#### EXERCISE DETAILS
In the listing below, locate the lines that hold the string "this". Copy those lines.

Dataset rows:

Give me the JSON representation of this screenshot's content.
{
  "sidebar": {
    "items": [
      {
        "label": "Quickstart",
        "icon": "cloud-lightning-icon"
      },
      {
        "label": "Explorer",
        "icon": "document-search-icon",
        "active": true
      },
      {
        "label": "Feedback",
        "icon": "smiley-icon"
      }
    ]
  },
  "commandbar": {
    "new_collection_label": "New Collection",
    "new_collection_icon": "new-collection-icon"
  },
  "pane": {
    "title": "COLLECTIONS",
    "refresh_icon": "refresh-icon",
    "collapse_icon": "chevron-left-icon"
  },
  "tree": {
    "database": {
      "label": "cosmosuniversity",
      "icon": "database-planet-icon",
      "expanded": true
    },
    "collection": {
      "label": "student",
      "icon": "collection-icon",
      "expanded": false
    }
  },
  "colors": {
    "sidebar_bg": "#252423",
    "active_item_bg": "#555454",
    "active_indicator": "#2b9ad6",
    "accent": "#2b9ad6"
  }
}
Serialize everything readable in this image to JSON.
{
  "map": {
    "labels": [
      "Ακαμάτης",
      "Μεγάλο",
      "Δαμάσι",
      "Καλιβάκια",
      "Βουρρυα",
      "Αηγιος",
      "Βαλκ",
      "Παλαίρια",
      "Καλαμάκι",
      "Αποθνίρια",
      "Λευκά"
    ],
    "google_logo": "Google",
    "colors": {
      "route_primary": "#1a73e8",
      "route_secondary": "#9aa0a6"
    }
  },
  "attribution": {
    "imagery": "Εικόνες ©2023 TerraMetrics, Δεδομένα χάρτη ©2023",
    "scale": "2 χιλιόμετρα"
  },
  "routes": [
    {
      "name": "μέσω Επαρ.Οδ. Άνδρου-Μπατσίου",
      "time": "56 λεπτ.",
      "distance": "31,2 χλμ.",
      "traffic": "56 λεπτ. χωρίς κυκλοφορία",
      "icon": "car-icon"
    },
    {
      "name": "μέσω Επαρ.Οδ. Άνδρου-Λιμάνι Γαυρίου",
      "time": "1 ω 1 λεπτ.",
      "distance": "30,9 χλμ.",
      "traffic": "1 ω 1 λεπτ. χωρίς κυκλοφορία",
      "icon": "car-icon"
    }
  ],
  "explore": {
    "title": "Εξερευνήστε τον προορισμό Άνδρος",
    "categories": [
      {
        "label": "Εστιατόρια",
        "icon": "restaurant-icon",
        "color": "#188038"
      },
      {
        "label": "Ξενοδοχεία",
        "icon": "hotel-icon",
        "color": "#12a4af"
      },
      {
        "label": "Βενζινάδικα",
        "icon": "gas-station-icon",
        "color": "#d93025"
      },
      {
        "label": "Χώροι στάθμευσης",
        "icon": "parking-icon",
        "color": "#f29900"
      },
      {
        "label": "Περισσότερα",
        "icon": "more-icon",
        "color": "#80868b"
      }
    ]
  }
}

#### ANSWER TO THE TASK
Give me the JSON representation of this screenshot's content.
Serialize everything readable in this image to JSON.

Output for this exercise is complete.